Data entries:
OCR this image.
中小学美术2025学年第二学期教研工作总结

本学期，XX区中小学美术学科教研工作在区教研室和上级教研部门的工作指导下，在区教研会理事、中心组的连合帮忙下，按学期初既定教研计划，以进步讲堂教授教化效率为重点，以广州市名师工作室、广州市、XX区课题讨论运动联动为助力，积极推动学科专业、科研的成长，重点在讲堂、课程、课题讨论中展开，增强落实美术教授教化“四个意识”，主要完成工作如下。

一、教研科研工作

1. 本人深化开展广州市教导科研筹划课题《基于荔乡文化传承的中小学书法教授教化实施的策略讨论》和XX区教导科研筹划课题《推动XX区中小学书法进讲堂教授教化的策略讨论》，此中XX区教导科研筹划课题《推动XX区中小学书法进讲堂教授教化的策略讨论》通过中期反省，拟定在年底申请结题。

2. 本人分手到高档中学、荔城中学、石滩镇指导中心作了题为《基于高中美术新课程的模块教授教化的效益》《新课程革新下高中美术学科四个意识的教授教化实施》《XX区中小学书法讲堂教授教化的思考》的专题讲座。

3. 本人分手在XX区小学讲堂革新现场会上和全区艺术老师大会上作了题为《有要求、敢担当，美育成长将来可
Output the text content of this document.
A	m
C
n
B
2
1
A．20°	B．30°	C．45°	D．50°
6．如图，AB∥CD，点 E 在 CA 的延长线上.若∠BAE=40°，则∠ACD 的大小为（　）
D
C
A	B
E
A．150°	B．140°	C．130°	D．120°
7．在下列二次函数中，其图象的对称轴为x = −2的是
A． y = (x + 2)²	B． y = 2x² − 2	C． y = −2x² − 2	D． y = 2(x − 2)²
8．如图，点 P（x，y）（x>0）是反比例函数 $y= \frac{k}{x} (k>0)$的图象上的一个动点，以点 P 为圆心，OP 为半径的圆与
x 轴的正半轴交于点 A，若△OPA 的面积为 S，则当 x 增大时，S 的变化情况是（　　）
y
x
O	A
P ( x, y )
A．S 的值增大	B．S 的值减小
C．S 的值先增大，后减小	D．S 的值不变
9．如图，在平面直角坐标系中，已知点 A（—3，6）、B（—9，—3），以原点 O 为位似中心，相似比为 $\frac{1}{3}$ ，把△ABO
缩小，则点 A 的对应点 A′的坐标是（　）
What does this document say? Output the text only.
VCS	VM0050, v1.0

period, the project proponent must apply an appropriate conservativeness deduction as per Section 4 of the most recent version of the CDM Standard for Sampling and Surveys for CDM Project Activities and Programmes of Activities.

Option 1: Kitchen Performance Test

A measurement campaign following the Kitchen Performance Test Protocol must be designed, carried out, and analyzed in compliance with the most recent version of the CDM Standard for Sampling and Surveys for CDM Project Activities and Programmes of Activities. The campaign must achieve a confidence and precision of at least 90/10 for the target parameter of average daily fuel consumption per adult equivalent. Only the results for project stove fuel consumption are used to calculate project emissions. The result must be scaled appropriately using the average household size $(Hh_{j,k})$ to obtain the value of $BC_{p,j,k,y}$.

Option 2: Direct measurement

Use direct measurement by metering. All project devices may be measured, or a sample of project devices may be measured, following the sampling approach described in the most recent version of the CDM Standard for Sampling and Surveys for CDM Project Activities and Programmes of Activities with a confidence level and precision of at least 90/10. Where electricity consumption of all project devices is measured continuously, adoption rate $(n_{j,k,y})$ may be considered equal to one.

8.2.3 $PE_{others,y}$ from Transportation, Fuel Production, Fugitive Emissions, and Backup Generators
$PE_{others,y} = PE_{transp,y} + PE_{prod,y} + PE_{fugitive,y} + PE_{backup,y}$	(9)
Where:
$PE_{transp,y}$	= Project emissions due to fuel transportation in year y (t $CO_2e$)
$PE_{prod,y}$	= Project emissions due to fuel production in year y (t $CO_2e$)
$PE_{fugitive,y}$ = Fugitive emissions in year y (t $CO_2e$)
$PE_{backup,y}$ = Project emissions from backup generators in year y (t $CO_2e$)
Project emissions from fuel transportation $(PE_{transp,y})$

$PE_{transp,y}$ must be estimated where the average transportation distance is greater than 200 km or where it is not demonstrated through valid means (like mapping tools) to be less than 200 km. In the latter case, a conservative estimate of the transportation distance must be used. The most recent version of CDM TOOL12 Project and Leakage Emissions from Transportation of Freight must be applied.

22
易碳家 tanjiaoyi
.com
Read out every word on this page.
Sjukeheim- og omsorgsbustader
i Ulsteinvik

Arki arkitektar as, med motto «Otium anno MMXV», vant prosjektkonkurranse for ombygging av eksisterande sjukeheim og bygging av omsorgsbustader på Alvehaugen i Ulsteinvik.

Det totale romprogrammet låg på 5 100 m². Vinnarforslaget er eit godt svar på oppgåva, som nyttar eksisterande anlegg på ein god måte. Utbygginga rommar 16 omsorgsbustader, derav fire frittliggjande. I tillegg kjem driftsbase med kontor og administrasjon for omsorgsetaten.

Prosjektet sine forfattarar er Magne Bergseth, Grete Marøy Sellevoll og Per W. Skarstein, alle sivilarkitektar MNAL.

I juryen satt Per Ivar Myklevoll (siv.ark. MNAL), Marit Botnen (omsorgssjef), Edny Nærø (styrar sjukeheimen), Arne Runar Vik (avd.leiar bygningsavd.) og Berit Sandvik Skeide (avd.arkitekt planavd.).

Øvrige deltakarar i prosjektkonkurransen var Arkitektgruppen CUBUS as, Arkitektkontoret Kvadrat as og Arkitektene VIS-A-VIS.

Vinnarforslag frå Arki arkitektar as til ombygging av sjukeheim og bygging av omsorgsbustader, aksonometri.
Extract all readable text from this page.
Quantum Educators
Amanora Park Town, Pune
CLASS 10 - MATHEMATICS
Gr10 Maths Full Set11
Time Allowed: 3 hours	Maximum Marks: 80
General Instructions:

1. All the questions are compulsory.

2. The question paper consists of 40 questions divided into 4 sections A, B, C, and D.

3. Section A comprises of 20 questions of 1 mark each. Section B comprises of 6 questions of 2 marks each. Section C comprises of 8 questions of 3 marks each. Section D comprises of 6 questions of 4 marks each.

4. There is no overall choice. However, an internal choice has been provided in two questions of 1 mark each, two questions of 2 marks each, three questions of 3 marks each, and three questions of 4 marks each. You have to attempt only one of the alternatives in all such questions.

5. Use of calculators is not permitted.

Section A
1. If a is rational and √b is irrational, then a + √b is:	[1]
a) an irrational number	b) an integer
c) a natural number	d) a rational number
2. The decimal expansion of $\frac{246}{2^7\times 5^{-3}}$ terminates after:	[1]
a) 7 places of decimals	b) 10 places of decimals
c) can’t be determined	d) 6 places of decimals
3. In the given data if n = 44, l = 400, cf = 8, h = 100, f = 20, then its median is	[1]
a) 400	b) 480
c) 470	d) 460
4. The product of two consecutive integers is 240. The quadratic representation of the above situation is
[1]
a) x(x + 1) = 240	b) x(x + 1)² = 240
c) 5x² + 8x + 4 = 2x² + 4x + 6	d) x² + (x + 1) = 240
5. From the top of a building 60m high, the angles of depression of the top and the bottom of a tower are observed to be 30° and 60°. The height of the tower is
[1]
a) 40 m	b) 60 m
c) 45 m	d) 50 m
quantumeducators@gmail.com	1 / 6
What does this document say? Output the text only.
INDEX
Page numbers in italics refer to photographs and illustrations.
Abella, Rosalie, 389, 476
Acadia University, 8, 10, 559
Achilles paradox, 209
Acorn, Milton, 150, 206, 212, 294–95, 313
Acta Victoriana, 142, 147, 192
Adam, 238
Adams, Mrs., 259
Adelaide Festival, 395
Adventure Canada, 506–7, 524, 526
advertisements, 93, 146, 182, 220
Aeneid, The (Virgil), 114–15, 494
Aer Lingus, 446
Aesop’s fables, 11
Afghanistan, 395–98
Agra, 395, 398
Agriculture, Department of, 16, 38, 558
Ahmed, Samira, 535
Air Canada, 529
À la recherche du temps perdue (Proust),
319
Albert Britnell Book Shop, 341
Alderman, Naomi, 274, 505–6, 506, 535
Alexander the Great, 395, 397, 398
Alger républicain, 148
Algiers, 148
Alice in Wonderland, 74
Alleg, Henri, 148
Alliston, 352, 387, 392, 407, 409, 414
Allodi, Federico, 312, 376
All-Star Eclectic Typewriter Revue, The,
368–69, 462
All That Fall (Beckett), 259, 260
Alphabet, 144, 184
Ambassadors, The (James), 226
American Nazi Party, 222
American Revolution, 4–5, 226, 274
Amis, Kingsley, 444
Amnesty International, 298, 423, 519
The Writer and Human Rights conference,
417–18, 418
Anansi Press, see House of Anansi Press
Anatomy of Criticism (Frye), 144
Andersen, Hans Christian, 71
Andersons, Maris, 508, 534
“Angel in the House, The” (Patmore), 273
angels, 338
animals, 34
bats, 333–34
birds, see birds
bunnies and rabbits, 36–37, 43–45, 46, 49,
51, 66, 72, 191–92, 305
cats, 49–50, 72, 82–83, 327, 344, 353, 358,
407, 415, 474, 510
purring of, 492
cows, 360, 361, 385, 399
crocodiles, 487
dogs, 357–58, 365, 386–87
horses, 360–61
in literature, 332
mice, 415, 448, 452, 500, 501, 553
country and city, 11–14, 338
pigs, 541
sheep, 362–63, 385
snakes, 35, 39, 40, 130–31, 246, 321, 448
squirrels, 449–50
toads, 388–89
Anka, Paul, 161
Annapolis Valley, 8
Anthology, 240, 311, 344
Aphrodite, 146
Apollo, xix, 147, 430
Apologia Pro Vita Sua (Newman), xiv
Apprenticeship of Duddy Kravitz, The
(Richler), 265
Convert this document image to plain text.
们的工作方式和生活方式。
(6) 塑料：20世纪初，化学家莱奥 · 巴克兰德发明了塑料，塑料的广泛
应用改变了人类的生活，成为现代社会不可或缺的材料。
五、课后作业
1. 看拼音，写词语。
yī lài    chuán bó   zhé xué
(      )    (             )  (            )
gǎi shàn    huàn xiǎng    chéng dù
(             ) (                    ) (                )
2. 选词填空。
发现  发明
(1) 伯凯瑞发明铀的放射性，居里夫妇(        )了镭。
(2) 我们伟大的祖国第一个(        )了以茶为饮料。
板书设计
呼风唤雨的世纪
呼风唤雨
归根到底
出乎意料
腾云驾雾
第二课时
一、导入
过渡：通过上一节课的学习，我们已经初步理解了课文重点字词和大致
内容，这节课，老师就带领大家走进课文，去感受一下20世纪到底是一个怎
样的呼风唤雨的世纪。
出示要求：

What the task asks. From the line that contains "Convert this document image to plain text." down to the last line of the listing above, repeat each line exactly, and include nothing else.

Expected answer.
Convert this document image to plain text.
们的工作方式和生活方式。
(6) 塑料：20世纪初，化学家莱奥 · 巴克兰德发明了塑料，塑料的广泛
应用改变了人类的生活，成为现代社会不可或缺的材料。
五、课后作业
1. 看拼音，写词语。
yī lài    chuán bó   zhé xué
(      )    (             )  (            )
gǎi shàn    huàn xiǎng    chéng dù
(             ) (                    ) (                )
2. 选词填空。
发现  发明
(1) 伯凯瑞发明铀的放射性，居里夫妇(        )了镭。
(2) 我们伟大的祖国第一个(        )了以茶为饮料。
板书设计
呼风唤雨的世纪
呼风唤雨
归根到底
出乎意料
腾云驾雾
第二课时
一、导入
过渡：通过上一节课的学习，我们已经初步理解了课文重点字词和大致
内容，这节课，老师就带领大家走进课文，去感受一下20世纪到底是一个怎
样的呼风唤雨的世纪。
出示要求：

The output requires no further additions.